### Brief
Repeat the material in full. Keep every line exactly as it is.

### Data for this task
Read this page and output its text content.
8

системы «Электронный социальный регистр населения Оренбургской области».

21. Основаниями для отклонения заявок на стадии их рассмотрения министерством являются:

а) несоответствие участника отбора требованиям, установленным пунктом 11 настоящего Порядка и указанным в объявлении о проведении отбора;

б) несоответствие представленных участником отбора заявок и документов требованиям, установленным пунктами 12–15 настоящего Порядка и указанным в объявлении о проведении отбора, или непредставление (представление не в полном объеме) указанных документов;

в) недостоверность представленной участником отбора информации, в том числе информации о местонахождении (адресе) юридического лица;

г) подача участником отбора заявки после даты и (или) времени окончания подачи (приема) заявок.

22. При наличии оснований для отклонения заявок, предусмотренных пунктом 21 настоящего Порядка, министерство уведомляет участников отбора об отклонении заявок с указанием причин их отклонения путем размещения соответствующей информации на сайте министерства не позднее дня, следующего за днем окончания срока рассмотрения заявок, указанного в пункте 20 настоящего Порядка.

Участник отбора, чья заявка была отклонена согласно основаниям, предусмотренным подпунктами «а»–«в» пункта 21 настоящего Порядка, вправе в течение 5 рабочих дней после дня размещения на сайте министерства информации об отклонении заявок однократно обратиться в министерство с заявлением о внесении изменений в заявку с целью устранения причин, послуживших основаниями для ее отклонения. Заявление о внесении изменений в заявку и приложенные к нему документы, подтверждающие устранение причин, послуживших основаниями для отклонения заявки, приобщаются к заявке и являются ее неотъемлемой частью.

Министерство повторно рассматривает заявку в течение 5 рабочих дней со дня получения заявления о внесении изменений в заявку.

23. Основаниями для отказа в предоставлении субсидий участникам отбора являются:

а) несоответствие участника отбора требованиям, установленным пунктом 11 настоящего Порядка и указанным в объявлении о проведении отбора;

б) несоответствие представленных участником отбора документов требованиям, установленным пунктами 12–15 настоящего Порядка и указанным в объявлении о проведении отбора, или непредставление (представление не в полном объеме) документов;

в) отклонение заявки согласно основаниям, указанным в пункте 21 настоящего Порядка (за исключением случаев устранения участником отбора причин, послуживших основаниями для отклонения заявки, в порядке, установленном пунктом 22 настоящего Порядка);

### Solution to the exercise
Read this page and output its text content.
8

системы «Электронный социальный регистр населения Оренбургской области».

21. Основаниями для отклонения заявок на стадии их рассмотрения министерством являются:

а) несоответствие участника отбора требованиям, установленным пунктом 11 настоящего Порядка и указанным в объявлении о проведении отбора;

б) несоответствие представленных участником отбора заявок и документов требованиям, установленным пунктами 12–15 настоящего Порядка и указанным в объявлении о проведении отбора, или непредставление (представление не в полном объеме) указанных документов;

в) недостоверность представленной участником отбора информации, в том числе информации о местонахождении (адресе) юридического лица;

г) подача участником отбора заявки после даты и (или) времени окончания подачи (приема) заявок.

22. При наличии оснований для отклонения заявок, предусмотренных пунктом 21 настоящего Порядка, министерство уведомляет участников отбора об отклонении заявок с указанием причин их отклонения путем размещения соответствующей информации на сайте министерства не позднее дня, следующего за днем окончания срока рассмотрения заявок, указанного в пункте 20 настоящего Порядка.

Участник отбора, чья заявка была отклонена согласно основаниям, предусмотренным подпунктами «а»–«в» пункта 21 настоящего Порядка, вправе в течение 5 рабочих дней после дня размещения на сайте министерства информации об отклонении заявок однократно обратиться в министерство с заявлением о внесении изменений в заявку с целью устранения причин, послуживших основаниями для ее отклонения. Заявление о внесении изменений в заявку и приложенные к нему документы, подтверждающие устранение причин, послуживших основаниями для отклонения заявки, приобщаются к заявке и являются ее неотъемлемой частью.

Министерство повторно рассматривает заявку в течение 5 рабочих дней со дня получения заявления о внесении изменений в заявку.

23. Основаниями для отказа в предоставлении субсидий участникам отбора являются:

а) несоответствие участника отбора требованиям, установленным пунктом 11 настоящего Порядка и указанным в объявлении о проведении отбора;

б) несоответствие представленных участником отбора документов требованиям, установленным пунктами 12–15 настоящего Порядка и указанным в объявлении о проведении отбора, или непредставление (представление не в полном объеме) документов;

в) отклонение заявки согласно основаниям, указанным в пункте 21 настоящего Порядка (за исключением случаев устранения участником отбора причин, послуживших основаниями для отклонения заявки, в порядке, установленном пунктом 22 настоящего Порядка);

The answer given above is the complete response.